>> Start

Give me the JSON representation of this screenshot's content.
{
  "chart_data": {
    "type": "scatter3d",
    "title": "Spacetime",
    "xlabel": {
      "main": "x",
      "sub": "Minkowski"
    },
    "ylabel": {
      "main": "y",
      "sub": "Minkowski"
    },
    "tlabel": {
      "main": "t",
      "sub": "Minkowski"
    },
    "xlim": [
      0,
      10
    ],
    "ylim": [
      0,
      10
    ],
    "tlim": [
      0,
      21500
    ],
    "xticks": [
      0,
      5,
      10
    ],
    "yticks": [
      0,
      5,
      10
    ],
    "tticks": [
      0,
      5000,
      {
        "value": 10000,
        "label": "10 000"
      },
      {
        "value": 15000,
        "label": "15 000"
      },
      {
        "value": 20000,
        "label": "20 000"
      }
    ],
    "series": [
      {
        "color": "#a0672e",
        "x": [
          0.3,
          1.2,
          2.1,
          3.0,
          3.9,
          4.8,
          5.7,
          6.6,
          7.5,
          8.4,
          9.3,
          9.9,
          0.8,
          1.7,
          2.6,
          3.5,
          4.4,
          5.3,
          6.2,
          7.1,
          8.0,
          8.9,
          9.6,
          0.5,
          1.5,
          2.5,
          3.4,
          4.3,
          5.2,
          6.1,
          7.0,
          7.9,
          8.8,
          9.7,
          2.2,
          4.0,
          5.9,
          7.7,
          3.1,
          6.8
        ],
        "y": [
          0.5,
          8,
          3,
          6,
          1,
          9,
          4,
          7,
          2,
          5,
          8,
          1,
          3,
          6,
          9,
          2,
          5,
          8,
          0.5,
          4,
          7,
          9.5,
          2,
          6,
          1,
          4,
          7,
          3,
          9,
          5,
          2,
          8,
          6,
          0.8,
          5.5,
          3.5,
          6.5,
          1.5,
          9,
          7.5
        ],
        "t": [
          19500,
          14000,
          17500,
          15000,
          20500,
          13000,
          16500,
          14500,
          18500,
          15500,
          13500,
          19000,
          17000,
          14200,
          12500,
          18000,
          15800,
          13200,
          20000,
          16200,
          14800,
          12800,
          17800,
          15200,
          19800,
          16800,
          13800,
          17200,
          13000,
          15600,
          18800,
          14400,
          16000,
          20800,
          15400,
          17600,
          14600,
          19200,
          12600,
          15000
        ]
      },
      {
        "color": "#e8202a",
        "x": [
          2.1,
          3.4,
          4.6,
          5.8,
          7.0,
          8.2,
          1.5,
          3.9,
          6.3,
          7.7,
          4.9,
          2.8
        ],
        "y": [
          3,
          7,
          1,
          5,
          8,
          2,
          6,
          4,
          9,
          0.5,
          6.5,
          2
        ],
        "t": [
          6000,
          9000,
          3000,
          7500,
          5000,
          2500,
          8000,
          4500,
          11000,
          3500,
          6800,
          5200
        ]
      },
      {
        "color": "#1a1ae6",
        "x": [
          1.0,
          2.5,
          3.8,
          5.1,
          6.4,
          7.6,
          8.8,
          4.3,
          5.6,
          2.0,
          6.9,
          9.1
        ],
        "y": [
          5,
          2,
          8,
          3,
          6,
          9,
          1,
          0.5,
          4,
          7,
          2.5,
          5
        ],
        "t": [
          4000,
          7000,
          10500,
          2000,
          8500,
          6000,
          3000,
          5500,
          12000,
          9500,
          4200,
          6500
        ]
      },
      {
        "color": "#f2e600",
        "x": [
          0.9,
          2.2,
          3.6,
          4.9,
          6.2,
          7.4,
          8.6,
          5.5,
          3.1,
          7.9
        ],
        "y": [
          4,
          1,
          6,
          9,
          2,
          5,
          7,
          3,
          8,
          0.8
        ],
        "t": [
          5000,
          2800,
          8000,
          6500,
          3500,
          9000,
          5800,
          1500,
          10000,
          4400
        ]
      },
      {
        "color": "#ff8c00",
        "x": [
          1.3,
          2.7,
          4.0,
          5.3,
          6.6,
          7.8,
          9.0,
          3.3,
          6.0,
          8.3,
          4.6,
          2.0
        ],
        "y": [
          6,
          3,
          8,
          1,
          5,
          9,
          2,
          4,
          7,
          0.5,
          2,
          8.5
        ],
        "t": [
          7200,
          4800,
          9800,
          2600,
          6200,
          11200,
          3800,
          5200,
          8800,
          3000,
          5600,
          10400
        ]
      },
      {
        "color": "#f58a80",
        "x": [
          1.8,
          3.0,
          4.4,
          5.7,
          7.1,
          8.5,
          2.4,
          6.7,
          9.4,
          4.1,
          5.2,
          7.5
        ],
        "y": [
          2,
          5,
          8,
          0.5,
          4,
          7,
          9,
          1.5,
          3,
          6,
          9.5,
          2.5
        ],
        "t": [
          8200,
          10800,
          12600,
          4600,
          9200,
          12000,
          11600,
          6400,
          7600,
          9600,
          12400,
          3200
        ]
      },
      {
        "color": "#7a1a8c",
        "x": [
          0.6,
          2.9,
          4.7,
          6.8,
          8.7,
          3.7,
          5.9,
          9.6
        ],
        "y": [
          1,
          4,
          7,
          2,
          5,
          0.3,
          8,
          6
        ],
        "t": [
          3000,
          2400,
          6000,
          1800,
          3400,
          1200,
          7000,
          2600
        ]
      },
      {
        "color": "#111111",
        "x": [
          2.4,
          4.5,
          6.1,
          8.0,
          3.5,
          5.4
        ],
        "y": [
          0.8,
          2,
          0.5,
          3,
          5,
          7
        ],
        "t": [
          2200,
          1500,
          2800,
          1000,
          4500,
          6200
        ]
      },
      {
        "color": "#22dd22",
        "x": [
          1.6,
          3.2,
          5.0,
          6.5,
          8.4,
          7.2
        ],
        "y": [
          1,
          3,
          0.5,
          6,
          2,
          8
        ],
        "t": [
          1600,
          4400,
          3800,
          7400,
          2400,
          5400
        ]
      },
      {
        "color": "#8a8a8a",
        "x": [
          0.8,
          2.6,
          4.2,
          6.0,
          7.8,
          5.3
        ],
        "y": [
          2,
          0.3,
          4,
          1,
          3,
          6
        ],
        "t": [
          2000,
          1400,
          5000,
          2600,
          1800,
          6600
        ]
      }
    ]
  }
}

>> End

**Aim:**
Please give back all of the records exactly as written.

**Solution to this problem:**
Give me the JSON representation of this screenshot's content.
{
  "chart_data": {
    "type": "scatter3d",
    "title": "Spacetime",
    "xlabel": {
      "main": "x",
      "sub": "Minkowski"
    },
    "ylabel": {
      "main": "y",
      "sub": "Minkowski"
    },
    "tlabel": {
      "main": "t",
      "sub": "Minkowski"
    },
    "xlim": [
      0,
      10
    ],
    "ylim": [
      0,
      10
    ],
    "tlim": [
      0,
      21500
    ],
    "xticks": [
      0,
      5,
      10
    ],
    "yticks": [
      0,
      5,
      10
    ],
    "tticks": [
      0,
      5000,
      {
        "value": 10000,
        "label": "10 000"
      },
      {
        "value": 15000,
        "label": "15 000"
      },
      {
        "value": 20000,
        "label": "20 000"
      }
    ],
    "series": [
      {
        "color": "#a0672e",
        "x": [
          0.3,
          1.2,
          2.1,
          3.0,
          3.9,
          4.8,
          5.7,
          6.6,
          7.5,
          8.4,
          9.3,
          9.9,
          0.8,
          1.7,
          2.6,
          3.5,
          4.4,
          5.3,
          6.2,
          7.1,
          8.0,
          8.9,
          9.6,
          0.5,
          1.5,
          2.5,
          3.4,
          4.3,
          5.2,
          6.1,
          7.0,
          7.9,
          8.8,
          9.7,
          2.2,
          4.0,
          5.9,
          7.7,
          3.1,
          6.8
        ],
        "y": [
          0.5,
          8,
          3,
          6,
          1,
          9,
          4,
          7,
          2,
          5,
          8,
          1,
          3,
          6,
          9,
          2,
          5,
          8,
          0.5,
          4,
          7,
          9.5,
          2,
          6,
          1,
          4,
          7,
          3,
          9,
          5,
          2,
          8,
          6,
          0.8,
          5.5,
          3.5,
          6.5,
          1.5,
          9,
          7.5
        ],
        "t": [
          19500,
          14000,
          17500,
          15000,
          20500,
          13000,
          16500,
          14500,
          18500,
          15500,
          13500,
          19000,
          17000,
          14200,
          12500,
          18000,
          15800,
          13200,
          20000,
          16200,
          14800,
          12800,
          17800,
          15200,
          19800,
          16800,
          13800,
          17200,
          13000,
          15600,
          18800,
          14400,
          16000,
          20800,
          15400,
          17600,
          14600,
          19200,
          12600,
          15000
        ]
      },
      {
        "color": "#e8202a",
        "x": [
          2.1,
          3.4,
          4.6,
          5.8,
          7.0,
          8.2,
          1.5,
          3.9,
          6.3,
          7.7,
          4.9,
          2.8
        ],
        "y": [
          3,
          7,
          1,
          5,
          8,
          2,
          6,
          4,
          9,
          0.5,
          6.5,
          2
        ],
        "t": [
          6000,
          9000,
          3000,
          7500,
          5000,
          2500,
          8000,
          4500,
          11000,
          3500,
          6800,
          5200
        ]
      },
      {
        "color": "#1a1ae6",
        "x": [
          1.0,
          2.5,
          3.8,
          5.1,
          6.4,
          7.6,
          8.8,
          4.3,
          5.6,
          2.0,
          6.9,
          9.1
        ],
        "y": [
          5,
          2,
          8,
          3,
          6,
          9,
          1,
          0.5,
          4,
          7,
          2.5,
          5
        ],
        "t": [
          4000,
          7000,
          10500,
          2000,
          8500,
          6000,
          3000,
          5500,
          12000,
          9500,
          4200,
          6500
        ]
      },
      {
        "color": "#f2e600",
        "x": [
          0.9,
          2.2,
          3.6,
          4.9,
          6.2,
          7.4,
          8.6,
          5.5,
          3.1,
          7.9
        ],
        "y": [
          4,
          1,
          6,
          9,
          2,
          5,
          7,
          3,
          8,
          0.8
        ],
        "t": [
          5000,
          2800,
          8000,
          6500,
          3500,
          9000,
          5800,
          1500,
          10000,
          4400
        ]
      },
      {
        "color": "#ff8c00",
        "x": [
          1.3,
          2.7,
          4.0,
          5.3,
          6.6,
          7.8,
          9.0,
          3.3,
          6.0,
          8.3,
          4.6,
          2.0
        ],
        "y": [
          6,
          3,
          8,
          1,
          5,
          9,
          2,
          4,
          7,
          0.5,
          2,
          8.5
        ],
        "t": [
          7200,
          4800,
          9800,
          2600,
          6200,
          11200,
          3800,
          5200,
          8800,
          3000,
          5600,
          10400
        ]
      },
      {
        "color": "#f58a80",
        "x": [
          1.8,
          3.0,
          4.4,
          5.7,
          7.1,
          8.5,
          2.4,
          6.7,
          9.4,
          4.1,
          5.2,
          7.5
        ],
        "y": [
          2,
          5,
          8,
          0.5,
          4,
          7,
          9,
          1.5,
          3,
          6,
          9.5,
          2.5
        ],
        "t": [
          8200,
          10800,
          12600,
          4600,
          9200,
          12000,
          11600,
          6400,
          7600,
          9600,
          12400,
          3200
        ]
      },
      {
        "color": "#7a1a8c",
        "x": [
          0.6,
          2.9,
          4.7,
          6.8,
          8.7,
          3.7,
          5.9,
          9.6
        ],
        "y": [
          1,
          4,
          7,
          2,
          5,
          0.3,
          8,
          6
        ],
        "t": [
          3000,
          2400,
          6000,
          1800,
          3400,
          1200,
          7000,
          2600
        ]
      },
      {
        "color": "#111111",
        "x": [
          2.4,
          4.5,
          6.1,
          8.0,
          3.5,
          5.4
        ],
        "y": [
          0.8,
          2,
          0.5,
          3,
          5,
          7
        ],
        "t": [
          2200,
          1500,
          2800,
          1000,
          4500,
          6200
        ]
      },
      {
        "color": "#22dd22",
        "x": [
          1.6,
          3.2,
          5.0,
          6.5,
          8.4,
          7.2
        ],
        "y": [
          1,
          3,
          0.5,
          6,
          2,
          8
        ],
        "t": [
          1600,
          4400,
          3800,
          7400,
          2400,
          5400
        ]
      },
      {
        "color": "#8a8a8a",
        "x": [
          0.8,
          2.6,
          4.2,
          6.0,
          7.8,
          5.3
        ],
        "y": [
          2,
          0.3,
          4,
          1,
          3,
          6
        ],
        "t": [
          2000,
          1400,
          5000,
          2600,
          1800,
          6600
        ]
      }
    ]
  }
}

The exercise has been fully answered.